WHAT YOU NEED TO DO:
Could you write out the records below exactly as they appear?

SOURCE MATERIAL:

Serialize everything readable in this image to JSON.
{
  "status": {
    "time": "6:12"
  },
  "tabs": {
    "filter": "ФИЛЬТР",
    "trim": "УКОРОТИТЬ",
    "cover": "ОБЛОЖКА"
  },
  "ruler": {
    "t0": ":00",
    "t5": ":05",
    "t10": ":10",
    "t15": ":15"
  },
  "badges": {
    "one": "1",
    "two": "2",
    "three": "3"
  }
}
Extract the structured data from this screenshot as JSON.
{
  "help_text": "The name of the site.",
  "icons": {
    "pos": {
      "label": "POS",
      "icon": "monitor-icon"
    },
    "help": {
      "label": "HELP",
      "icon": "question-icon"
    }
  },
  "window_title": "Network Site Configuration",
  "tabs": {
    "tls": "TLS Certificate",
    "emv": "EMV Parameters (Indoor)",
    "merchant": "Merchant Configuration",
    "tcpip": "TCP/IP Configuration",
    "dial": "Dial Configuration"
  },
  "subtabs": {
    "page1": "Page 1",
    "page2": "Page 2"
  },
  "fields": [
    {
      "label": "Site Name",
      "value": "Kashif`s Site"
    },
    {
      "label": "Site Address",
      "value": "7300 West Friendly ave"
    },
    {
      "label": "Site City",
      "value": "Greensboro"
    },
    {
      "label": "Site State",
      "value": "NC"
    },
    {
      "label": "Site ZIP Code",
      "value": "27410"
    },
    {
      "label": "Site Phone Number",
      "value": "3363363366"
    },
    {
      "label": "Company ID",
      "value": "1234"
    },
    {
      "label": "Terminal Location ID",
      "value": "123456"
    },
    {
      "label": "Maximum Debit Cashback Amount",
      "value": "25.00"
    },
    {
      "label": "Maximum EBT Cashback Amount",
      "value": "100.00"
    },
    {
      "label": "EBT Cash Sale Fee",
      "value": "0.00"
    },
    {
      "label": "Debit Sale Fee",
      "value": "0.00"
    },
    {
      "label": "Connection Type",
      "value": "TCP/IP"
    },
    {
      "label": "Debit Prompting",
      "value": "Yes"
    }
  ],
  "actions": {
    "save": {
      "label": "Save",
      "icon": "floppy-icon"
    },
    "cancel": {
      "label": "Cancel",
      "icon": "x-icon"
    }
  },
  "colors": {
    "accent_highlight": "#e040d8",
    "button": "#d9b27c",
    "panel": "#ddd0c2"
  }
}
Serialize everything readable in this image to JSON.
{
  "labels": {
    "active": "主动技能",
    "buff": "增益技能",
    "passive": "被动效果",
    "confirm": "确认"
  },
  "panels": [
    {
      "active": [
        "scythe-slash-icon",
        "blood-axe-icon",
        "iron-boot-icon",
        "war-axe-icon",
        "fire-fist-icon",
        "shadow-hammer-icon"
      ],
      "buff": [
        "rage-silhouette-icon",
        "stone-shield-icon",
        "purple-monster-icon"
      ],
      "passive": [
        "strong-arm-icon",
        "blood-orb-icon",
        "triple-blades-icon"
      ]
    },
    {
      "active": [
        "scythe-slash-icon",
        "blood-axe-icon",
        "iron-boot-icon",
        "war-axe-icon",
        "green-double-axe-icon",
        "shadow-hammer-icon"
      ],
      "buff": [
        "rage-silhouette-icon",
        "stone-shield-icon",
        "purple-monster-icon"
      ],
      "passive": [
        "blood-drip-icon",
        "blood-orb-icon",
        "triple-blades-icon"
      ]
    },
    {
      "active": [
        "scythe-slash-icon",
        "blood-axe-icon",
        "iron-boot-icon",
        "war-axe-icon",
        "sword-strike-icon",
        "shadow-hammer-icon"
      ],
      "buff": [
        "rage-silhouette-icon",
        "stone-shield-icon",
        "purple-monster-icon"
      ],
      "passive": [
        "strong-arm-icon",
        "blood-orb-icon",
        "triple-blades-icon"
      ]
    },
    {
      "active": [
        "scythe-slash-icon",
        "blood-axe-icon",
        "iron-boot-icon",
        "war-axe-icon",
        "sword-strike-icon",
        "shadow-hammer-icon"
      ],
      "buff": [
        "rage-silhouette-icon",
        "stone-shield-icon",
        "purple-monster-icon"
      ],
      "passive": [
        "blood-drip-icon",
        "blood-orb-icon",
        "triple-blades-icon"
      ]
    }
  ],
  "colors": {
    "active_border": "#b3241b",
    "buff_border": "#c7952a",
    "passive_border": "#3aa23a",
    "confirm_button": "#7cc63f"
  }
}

TASK ANSWER:
Serialize everything readable in this image to JSON.
{
  "status": {
    "time": "6:12"
  },
  "tabs": {
    "filter": "ФИЛЬТР",
    "trim": "УКОРОТИТЬ",
    "cover": "ОБЛОЖКА"
  },
  "ruler": {
    "t0": ":00",
    "t5": ":05",
    "t10": ":10",
    "t15": ":15"
  },
  "badges": {
    "one": "1",
    "two": "2",
    "three": "3"
  }
}
Extract the structured data from this screenshot as JSON.
{
  "help_text": "The name of the site.",
  "icons": {
    "pos": {
      "label": "POS",
      "icon": "monitor-icon"
    },
    "help": {
      "label": "HELP",
      "icon": "question-icon"
    }
  },
  "window_title": "Network Site Configuration",
  "tabs": {
    "tls": "TLS Certificate",
    "emv": "EMV Parameters (Indoor)",
    "merchant": "Merchant Configuration",
    "tcpip": "TCP/IP Configuration",
    "dial": "Dial Configuration"
  },
  "subtabs": {
    "page1": "Page 1",
    "page2": "Page 2"
  },
  "fields": [
    {
      "label": "Site Name",
      "value": "Kashif`s Site"
    },
    {
      "label": "Site Address",
      "value": "7300 West Friendly ave"
    },
    {
      "label": "Site City",
      "value": "Greensboro"
    },
    {
      "label": "Site State",
      "value": "NC"
    },
    {
      "label": "Site ZIP Code",
      "value": "27410"
    },
    {
      "label": "Site Phone Number",
      "value": "3363363366"
    },
    {
      "label": "Company ID",
      "value": "1234"
    },
    {
      "label": "Terminal Location ID",
      "value": "123456"
    },
    {
      "label": "Maximum Debit Cashback Amount",
      "value": "25.00"
    },
    {
      "label": "Maximum EBT Cashback Amount",
      "value": "100.00"
    },
    {
      "label": "EBT Cash Sale Fee",
      "value": "0.00"
    },
    {
      "label": "Debit Sale Fee",
      "value": "0.00"
    },
    {
      "label": "Connection Type",
      "value": "TCP/IP"
    },
    {
      "label": "Debit Prompting",
      "value": "Yes"
    }
  ],
  "actions": {
    "save": {
      "label": "Save",
      "icon": "floppy-icon"
    },
    "cancel": {
      "label": "Cancel",
      "icon": "x-icon"
    }
  },
  "colors": {
    "accent_highlight": "#e040d8",
    "button": "#d9b27c",
    "panel": "#ddd0c2"
  }
}
Serialize everything readable in this image to JSON.
{
  "labels": {
    "active": "主动技能",
    "buff": "增益技能",
    "passive": "被动效果",
    "confirm": "确认"
  },
  "panels": [
    {
      "active": [
        "scythe-slash-icon",
        "blood-axe-icon",
        "iron-boot-icon",
        "war-axe-icon",
        "fire-fist-icon",
        "shadow-hammer-icon"
      ],
      "buff": [
        "rage-silhouette-icon",
        "stone-shield-icon",
        "purple-monster-icon"
      ],
      "passive": [
        "strong-arm-icon",
        "blood-orb-icon",
        "triple-blades-icon"
      ]
    },
    {
      "active": [
        "scythe-slash-icon",
        "blood-axe-icon",
        "iron-boot-icon",
        "war-axe-icon",
        "green-double-axe-icon",
        "shadow-hammer-icon"
      ],
      "buff": [
        "rage-silhouette-icon",
        "stone-shield-icon",
        "purple-monster-icon"
      ],
      "passive": [
        "blood-drip-icon",
        "blood-orb-icon",
        "triple-blades-icon"
      ]
    },
    {
      "active": [
        "scythe-slash-icon",
        "blood-axe-icon",
        "iron-boot-icon",
        "war-axe-icon",
        "sword-strike-icon",
        "shadow-hammer-icon"
      ],
      "buff": [
        "rage-silhouette-icon",
        "stone-shield-icon",
        "purple-monster-icon"
      ],
      "passive": [
        "strong-arm-icon",
        "blood-orb-icon",
        "triple-blades-icon"
      ]
    },
    {
      "active": [
        "scythe-slash-icon",
        "blood-axe-icon",
        "iron-boot-icon",
        "war-axe-icon",
        "sword-strike-icon",
        "shadow-hammer-icon"
      ],
      "buff": [
        "rage-silhouette-icon",
        "stone-shield-icon",
        "purple-monster-icon"
      ],
      "passive": [
        "blood-drip-icon",
        "blood-orb-icon",
        "triple-blades-icon"
      ]
    }
  ],
  "colors": {
    "active_border": "#b3241b",
    "buff_border": "#c7952a",
    "passive_border": "#3aa23a",
    "confirm_button": "#7cc63f"
  }
}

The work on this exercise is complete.